§ **AIM**
Repeat every line of the data exactly, but not the pictures.

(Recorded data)
################
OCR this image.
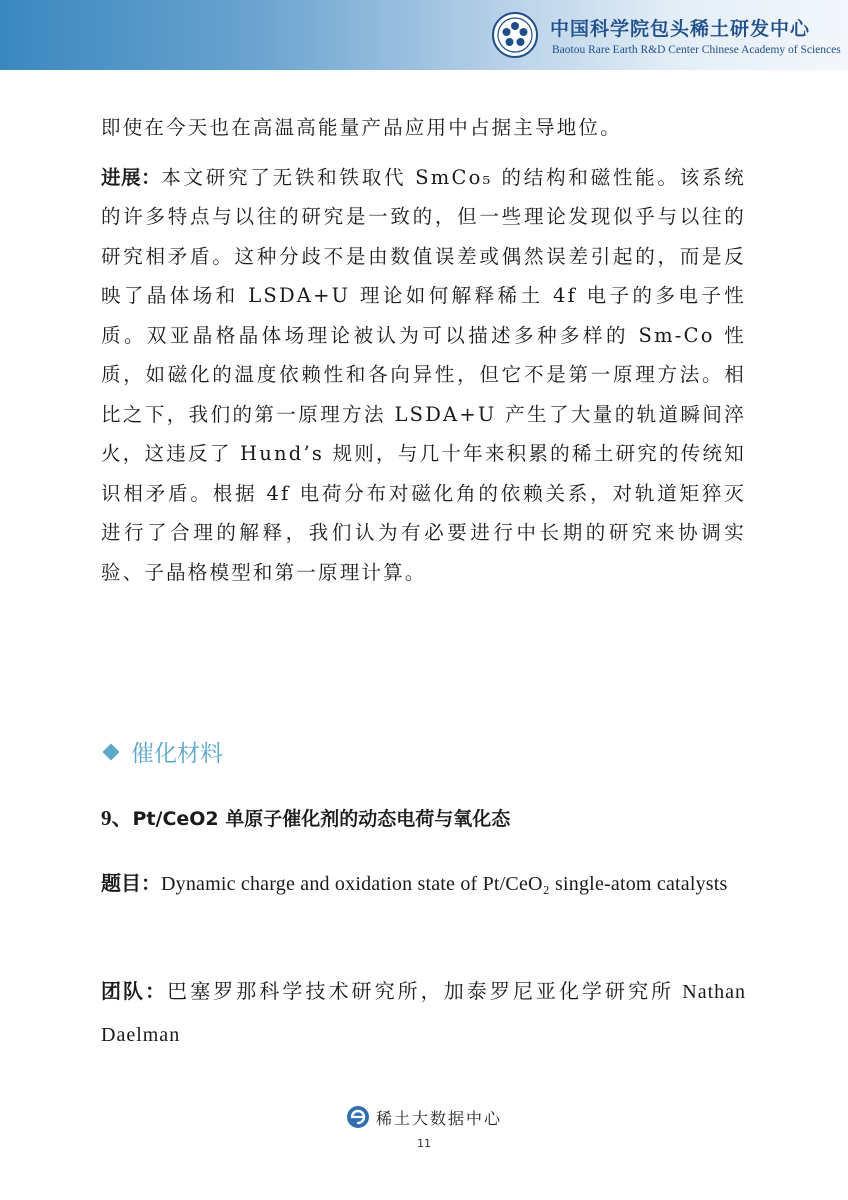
中国科学院包头稀土研发中心
Baotou Rare Earth R&D Center Chinese Academy of Sciences

即使在今天也在高温高能量产品应用中占据主导地位。

进展：本文研究了无铁和铁取代 SmCo₅ 的结构和磁性能。该系统的许多特点与以往的研究是一致的，但一些理论发现似乎与以往的研究相矛盾。这种分歧不是由数值误差或偶然误差引起的，而是反映了晶体场和 LSDA+U 理论如何解释稀土 4f 电子的多电子性质。双亚晶格晶体场理论被认为可以描述多种多样的 Sm-Co 性质，如磁化的温度依赖性和各向异性，但它不是第一原理方法。相比之下，我们的第一原理方法 LSDA+U 产生了大量的轨道瞬间淬火，这违反了 Hund’s 规则，与几十年来积累的稀土研究的传统知识相矛盾。根据 4f 电荷分布对磁化角的依赖关系，对轨道矩猝灭进行了合理的解释，我们认为有必要进行中长期的研究来协调实验、子晶格模型和第一原理计算。

催化材料
9、Pt/CeO2 单原子催化剂的动态电荷与氧化态

题目：Dynamic charge and oxidation state of Pt/CeO₂ single-atom catalysts

团队：巴塞罗那科学技术研究所，加泰罗尼亚化学研究所 Nathan Daelman

稀土大数据中心
11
################
§ **SOLVED PROBLEM**
OCR this image.
中国科学院包头稀土研发中心
Baotou Rare Earth R&D Center Chinese Academy of Sciences

即使在今天也在高温高能量产品应用中占据主导地位。

进展：本文研究了无铁和铁取代 SmCo₅ 的结构和磁性能。该系统的许多特点与以往的研究是一致的，但一些理论发现似乎与以往的研究相矛盾。这种分歧不是由数值误差或偶然误差引起的，而是反映了晶体场和 LSDA+U 理论如何解释稀土 4f 电子的多电子性质。双亚晶格晶体场理论被认为可以描述多种多样的 Sm-Co 性质，如磁化的温度依赖性和各向异性，但它不是第一原理方法。相比之下，我们的第一原理方法 LSDA+U 产生了大量的轨道瞬间淬火，这违反了 Hund’s 规则，与几十年来积累的稀土研究的传统知识相矛盾。根据 4f 电荷分布对磁化角的依赖关系，对轨道矩猝灭进行了合理的解释，我们认为有必要进行中长期的研究来协调实验、子晶格模型和第一原理计算。

催化材料
9、Pt/CeO2 单原子催化剂的动态电荷与氧化态

题目：Dynamic charge and oxidation state of Pt/CeO₂ single-atom catalysts

团队：巴塞罗那科学技术研究所，加泰罗尼亚化学研究所 Nathan Daelman

稀土大数据中心
11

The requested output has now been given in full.